Rewrite everything from the start of the rows down to the line containing "- department-select[interactable]: 部门名称", changing "clock" to "status-clock" and keeping all else the same.

# START OF Source data

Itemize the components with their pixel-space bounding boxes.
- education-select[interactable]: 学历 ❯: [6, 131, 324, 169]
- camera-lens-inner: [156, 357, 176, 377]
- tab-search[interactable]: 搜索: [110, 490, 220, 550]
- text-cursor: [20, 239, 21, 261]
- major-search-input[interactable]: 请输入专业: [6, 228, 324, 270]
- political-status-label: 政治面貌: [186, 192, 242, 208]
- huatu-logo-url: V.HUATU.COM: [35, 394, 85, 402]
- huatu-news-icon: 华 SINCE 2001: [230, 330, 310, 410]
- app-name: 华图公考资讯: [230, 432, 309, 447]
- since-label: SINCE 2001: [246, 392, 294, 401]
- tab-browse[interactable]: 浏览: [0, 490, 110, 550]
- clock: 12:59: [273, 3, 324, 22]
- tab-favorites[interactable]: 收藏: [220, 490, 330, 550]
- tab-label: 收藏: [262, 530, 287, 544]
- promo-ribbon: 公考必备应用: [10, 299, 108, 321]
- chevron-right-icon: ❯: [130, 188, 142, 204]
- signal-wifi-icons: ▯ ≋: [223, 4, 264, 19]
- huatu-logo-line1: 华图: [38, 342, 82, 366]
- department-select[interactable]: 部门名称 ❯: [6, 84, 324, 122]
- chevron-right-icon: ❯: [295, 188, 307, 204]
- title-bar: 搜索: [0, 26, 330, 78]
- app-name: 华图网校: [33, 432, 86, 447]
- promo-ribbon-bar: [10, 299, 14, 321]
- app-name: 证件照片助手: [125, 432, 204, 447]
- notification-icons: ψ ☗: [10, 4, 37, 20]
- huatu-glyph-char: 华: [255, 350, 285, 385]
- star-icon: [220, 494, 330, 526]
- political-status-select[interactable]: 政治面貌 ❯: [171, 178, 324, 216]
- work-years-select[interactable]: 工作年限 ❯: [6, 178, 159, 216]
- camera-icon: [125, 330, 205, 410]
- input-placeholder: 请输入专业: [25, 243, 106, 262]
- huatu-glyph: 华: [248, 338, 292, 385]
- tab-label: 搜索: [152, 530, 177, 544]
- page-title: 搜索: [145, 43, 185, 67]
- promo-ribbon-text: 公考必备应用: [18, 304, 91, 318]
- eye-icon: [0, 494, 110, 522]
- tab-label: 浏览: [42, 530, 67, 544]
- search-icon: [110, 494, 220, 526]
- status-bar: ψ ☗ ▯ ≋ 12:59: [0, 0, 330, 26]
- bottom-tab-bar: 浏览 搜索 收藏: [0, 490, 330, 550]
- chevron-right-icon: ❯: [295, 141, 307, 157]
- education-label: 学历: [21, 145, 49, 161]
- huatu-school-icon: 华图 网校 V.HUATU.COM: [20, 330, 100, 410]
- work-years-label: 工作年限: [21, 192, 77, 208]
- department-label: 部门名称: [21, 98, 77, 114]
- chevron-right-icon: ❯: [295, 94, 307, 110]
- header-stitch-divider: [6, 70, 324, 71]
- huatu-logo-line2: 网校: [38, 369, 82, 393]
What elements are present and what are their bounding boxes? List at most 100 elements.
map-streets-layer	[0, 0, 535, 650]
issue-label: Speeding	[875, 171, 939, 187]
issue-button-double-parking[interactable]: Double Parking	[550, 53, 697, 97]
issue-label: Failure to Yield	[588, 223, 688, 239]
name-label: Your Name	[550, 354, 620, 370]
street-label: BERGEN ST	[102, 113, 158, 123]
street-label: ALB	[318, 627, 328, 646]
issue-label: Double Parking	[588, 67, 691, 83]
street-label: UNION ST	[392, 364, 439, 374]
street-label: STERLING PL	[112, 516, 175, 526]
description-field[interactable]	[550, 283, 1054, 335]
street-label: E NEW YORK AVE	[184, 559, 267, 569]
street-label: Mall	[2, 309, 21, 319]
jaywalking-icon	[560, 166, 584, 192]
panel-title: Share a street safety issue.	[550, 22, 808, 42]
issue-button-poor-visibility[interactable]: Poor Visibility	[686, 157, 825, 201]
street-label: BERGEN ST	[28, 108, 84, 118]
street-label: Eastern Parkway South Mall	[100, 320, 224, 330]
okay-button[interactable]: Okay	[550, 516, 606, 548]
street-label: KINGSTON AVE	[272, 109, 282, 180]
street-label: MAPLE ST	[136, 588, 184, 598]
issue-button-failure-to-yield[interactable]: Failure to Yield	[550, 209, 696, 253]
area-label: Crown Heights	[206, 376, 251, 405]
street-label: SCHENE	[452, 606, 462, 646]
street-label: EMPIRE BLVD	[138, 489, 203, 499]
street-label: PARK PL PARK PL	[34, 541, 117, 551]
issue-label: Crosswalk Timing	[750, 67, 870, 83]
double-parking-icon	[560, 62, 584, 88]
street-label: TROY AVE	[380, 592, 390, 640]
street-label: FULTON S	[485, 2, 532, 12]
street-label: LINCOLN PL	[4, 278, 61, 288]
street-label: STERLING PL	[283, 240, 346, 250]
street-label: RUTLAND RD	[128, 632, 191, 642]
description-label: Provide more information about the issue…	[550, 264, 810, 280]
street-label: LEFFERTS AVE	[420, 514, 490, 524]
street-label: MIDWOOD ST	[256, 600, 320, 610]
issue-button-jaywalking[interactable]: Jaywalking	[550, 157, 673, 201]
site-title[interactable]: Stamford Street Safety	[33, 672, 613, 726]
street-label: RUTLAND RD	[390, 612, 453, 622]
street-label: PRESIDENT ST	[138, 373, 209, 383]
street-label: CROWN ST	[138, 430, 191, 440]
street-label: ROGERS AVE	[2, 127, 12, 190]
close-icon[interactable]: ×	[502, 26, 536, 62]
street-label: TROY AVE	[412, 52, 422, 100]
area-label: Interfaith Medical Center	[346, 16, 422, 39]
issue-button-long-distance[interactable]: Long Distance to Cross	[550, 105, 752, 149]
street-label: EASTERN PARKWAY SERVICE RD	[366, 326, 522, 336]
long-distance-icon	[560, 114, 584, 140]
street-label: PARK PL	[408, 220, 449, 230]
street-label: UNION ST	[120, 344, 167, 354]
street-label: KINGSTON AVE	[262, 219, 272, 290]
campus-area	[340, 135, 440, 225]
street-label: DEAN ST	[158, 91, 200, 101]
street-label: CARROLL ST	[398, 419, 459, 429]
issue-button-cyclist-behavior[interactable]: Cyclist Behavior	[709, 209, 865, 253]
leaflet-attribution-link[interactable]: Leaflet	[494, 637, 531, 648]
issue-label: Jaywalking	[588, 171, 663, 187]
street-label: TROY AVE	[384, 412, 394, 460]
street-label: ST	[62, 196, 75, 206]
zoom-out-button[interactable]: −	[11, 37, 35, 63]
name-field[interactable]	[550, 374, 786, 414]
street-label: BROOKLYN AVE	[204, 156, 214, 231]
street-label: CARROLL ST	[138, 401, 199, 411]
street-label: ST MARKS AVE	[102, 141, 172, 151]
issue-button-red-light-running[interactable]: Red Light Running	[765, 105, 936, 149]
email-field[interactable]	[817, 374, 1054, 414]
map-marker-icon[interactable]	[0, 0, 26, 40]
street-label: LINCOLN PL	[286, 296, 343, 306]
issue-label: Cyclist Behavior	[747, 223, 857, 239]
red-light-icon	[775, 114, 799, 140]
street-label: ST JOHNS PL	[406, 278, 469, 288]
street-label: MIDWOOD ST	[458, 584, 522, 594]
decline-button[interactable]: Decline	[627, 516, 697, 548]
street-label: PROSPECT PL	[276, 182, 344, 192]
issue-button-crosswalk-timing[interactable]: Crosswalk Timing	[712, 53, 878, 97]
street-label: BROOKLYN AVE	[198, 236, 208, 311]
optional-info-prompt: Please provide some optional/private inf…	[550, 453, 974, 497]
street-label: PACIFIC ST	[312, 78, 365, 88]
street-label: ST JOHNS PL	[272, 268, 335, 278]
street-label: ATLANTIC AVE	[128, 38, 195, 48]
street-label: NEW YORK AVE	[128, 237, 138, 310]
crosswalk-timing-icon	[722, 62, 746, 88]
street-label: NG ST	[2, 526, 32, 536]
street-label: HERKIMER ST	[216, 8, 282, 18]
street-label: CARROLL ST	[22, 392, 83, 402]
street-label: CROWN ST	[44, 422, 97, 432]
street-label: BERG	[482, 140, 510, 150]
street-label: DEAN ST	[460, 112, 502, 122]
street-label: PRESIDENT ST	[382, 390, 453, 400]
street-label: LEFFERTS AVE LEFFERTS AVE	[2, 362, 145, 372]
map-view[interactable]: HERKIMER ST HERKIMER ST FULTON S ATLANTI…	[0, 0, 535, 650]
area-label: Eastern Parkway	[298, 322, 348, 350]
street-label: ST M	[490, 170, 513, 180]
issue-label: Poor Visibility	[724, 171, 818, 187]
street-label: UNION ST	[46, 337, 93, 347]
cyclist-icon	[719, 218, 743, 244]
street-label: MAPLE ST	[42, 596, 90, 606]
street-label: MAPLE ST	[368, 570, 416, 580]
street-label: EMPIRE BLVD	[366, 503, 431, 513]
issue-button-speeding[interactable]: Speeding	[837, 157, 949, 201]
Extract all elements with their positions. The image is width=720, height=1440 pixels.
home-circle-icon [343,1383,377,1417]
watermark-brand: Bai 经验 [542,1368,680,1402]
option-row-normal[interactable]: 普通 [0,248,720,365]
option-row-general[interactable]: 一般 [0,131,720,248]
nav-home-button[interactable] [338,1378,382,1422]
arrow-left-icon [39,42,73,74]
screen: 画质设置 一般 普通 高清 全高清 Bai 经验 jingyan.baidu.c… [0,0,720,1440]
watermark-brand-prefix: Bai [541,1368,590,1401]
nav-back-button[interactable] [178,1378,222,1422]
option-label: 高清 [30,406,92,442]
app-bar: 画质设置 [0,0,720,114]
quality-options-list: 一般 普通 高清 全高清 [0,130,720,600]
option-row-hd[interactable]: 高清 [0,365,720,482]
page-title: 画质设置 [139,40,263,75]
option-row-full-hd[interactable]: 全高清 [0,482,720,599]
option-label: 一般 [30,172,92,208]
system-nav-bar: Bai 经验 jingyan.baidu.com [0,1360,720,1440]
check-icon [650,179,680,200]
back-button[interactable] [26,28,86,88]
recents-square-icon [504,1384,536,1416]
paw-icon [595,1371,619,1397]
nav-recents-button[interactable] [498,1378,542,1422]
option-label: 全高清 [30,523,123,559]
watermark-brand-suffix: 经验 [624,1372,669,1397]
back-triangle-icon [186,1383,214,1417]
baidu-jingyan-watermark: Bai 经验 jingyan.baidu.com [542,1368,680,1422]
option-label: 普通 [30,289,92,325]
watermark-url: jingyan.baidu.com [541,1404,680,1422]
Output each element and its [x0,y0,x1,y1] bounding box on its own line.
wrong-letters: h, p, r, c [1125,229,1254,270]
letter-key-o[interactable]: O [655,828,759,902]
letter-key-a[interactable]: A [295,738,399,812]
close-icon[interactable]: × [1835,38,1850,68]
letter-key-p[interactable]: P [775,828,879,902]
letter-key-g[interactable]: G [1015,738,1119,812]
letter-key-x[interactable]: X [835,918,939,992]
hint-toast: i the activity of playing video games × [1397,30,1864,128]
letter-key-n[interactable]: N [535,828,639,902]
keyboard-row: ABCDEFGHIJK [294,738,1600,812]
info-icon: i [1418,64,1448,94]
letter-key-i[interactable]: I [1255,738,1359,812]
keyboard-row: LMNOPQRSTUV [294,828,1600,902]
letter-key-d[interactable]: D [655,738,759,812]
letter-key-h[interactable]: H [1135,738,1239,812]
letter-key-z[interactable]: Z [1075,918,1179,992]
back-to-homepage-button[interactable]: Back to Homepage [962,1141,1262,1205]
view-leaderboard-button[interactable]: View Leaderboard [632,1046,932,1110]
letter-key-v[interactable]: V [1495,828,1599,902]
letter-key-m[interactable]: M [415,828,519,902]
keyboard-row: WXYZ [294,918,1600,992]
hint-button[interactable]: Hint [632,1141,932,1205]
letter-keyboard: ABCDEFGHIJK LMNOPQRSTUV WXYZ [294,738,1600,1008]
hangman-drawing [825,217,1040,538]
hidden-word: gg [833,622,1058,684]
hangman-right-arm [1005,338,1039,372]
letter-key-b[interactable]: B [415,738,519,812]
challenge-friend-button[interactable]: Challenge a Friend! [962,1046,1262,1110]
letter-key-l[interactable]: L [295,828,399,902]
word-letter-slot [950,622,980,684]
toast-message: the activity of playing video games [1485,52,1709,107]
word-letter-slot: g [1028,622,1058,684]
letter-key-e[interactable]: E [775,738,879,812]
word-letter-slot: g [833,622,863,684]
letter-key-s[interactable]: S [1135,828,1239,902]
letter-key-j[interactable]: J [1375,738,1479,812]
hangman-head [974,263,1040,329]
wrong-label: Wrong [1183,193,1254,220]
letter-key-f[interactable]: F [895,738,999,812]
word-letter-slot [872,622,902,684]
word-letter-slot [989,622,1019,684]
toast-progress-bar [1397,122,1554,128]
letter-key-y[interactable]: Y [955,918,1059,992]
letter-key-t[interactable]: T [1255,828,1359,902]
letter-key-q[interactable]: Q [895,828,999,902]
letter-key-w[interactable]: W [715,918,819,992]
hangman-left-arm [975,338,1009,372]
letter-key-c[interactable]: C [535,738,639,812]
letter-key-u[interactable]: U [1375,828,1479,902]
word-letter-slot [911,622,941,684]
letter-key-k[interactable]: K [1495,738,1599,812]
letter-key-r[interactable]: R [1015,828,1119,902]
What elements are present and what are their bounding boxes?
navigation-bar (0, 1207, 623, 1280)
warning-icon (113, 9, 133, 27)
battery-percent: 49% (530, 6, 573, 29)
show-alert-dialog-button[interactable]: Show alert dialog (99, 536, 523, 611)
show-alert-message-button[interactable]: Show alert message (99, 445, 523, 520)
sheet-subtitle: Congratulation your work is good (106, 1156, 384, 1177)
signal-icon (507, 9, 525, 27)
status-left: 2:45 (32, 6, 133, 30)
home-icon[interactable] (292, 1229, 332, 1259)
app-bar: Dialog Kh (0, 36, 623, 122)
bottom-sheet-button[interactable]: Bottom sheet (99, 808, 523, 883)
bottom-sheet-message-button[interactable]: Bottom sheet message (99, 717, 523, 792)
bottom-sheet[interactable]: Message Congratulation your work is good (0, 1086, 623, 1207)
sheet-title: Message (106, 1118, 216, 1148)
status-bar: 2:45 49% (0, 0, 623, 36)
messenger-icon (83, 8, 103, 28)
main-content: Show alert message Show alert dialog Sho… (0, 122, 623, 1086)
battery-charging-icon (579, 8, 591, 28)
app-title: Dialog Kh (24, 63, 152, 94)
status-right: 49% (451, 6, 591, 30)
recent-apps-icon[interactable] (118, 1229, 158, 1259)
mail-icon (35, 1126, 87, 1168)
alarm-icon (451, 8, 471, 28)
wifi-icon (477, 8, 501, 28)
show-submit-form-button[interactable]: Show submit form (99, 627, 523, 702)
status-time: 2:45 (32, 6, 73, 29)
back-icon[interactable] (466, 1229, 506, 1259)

# END OF Source data

▸ Exercise output:
Itemize the components with their pixel-space bounding boxes.
- education-select[interactable]: 学历 ❯: [6, 131, 324, 169]
- camera-lens-inner: [156, 357, 176, 377]
- tab-search[interactable]: 搜索: [110, 490, 220, 550]
- text-cursor: [20, 239, 21, 261]
- major-search-input[interactable]: 请输入专业: [6, 228, 324, 270]
- political-status-label: 政治面貌: [186, 192, 242, 208]
- huatu-logo-url: V.HUATU.COM: [35, 394, 85, 402]
- huatu-news-icon: 华 SINCE 2001: [230, 330, 310, 410]
- app-name: 华图公考资讯: [230, 432, 309, 447]
- since-label: SINCE 2001: [246, 392, 294, 401]
- tab-browse[interactable]: 浏览: [0, 490, 110, 550]
- status-clock: 12:59: [273, 3, 324, 22]
- tab-favorites[interactable]: 收藏: [220, 490, 330, 550]
- tab-label: 收藏: [262, 530, 287, 544]
- promo-ribbon: 公考必备应用: [10, 299, 108, 321]
- chevron-right-icon: ❯: [130, 188, 142, 204]
- signal-wifi-icons: ▯ ≋: [223, 4, 264, 19]
- huatu-logo-line1: 华图: [38, 342, 82, 366]
- department-select[interactable]: 部门名称 ❯: [6, 84, 324, 122]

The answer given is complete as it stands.